### Aim
Select all lines with the string "this" in them, and copy those lines.
═════ Dataset
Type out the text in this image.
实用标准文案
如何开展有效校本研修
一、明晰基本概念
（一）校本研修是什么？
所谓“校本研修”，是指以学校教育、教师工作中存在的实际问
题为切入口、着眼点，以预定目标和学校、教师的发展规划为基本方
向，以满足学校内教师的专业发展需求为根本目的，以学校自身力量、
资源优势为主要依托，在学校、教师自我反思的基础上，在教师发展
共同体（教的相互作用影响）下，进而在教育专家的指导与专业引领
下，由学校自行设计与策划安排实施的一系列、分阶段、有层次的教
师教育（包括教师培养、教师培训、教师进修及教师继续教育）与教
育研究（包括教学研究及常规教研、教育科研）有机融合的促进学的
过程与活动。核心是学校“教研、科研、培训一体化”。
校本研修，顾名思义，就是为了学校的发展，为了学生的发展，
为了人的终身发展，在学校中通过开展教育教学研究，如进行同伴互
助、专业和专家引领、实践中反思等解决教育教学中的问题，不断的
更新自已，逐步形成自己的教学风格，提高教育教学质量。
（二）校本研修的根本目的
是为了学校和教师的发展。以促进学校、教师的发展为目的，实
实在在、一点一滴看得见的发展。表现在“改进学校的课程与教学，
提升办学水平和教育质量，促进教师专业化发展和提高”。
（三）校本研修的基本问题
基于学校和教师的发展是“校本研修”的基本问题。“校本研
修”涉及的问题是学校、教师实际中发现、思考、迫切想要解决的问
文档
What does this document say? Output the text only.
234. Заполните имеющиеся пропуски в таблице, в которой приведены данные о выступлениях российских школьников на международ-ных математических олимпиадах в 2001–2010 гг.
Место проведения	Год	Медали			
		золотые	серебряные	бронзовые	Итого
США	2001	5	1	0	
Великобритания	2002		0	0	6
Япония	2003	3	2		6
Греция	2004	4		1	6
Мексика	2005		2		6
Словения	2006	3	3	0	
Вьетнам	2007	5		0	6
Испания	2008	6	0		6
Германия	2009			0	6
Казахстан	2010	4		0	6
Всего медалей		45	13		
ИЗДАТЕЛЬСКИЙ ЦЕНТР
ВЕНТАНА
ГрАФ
══════════
### Written response
Type out the text in this image.
What does this document say? Output the text only.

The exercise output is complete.